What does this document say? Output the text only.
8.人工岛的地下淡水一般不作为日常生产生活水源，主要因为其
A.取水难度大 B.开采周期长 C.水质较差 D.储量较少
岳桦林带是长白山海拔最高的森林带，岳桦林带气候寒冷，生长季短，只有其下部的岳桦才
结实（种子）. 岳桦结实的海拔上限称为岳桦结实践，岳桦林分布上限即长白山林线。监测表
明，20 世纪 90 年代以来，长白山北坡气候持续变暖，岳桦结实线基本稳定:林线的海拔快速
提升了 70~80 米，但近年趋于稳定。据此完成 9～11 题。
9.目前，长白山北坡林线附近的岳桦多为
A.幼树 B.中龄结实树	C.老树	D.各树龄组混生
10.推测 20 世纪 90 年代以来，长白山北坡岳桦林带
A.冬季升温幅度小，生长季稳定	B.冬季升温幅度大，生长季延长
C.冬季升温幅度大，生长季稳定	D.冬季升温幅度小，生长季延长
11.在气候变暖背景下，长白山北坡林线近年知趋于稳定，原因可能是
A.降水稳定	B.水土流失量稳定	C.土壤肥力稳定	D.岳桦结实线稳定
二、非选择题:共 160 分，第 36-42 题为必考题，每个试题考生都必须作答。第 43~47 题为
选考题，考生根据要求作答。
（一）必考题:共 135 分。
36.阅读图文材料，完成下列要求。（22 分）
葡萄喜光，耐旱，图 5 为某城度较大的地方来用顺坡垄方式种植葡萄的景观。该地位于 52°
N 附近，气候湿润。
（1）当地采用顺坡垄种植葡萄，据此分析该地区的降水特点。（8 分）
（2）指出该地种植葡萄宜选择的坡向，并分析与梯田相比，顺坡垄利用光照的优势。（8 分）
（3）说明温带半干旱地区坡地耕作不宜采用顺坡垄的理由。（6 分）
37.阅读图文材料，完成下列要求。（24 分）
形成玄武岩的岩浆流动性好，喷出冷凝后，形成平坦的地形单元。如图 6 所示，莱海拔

• _Task_
Every line above should be written out again exactly as it stands.

• _Result for this exercise_
What does this document say? Output the text only.
8.人工岛的地下淡水一般不作为日常生产生活水源，主要因为其
A.取水难度大 B.开采周期长 C.水质较差 D.储量较少
岳桦林带是长白山海拔最高的森林带，岳桦林带气候寒冷，生长季短，只有其下部的岳桦才
结实（种子）. 岳桦结实的海拔上限称为岳桦结实践，岳桦林分布上限即长白山林线。监测表
明，20 世纪 90 年代以来，长白山北坡气候持续变暖，岳桦结实线基本稳定:林线的海拔快速
提升了 70~80 米，但近年趋于稳定。据此完成 9～11 题。
9.目前，长白山北坡林线附近的岳桦多为
A.幼树 B.中龄结实树	C.老树	D.各树龄组混生
10.推测 20 世纪 90 年代以来，长白山北坡岳桦林带
A.冬季升温幅度小，生长季稳定	B.冬季升温幅度大，生长季延长
C.冬季升温幅度大，生长季稳定	D.冬季升温幅度小，生长季延长
11.在气候变暖背景下，长白山北坡林线近年知趋于稳定，原因可能是
A.降水稳定	B.水土流失量稳定	C.土壤肥力稳定	D.岳桦结实线稳定
二、非选择题:共 160 分，第 36-42 题为必考题，每个试题考生都必须作答。第 43~47 题为
选考题，考生根据要求作答。
（一）必考题:共 135 分。
36.阅读图文材料，完成下列要求。（22 分）
葡萄喜光，耐旱，图 5 为某城度较大的地方来用顺坡垄方式种植葡萄的景观。该地位于 52°
N 附近，气候湿润。
（1）当地采用顺坡垄种植葡萄，据此分析该地区的降水特点。（8 分）
（2）指出该地种植葡萄宜选择的坡向，并分析与梯田相比，顺坡垄利用光照的优势。（8 分）
（3）说明温带半干旱地区坡地耕作不宜采用顺坡垄的理由。（6 分）
37.阅读图文材料，完成下列要求。（24 分）
形成玄武岩的岩浆流动性好，喷出冷凝后，形成平坦的地形单元。如图 6 所示，莱海拔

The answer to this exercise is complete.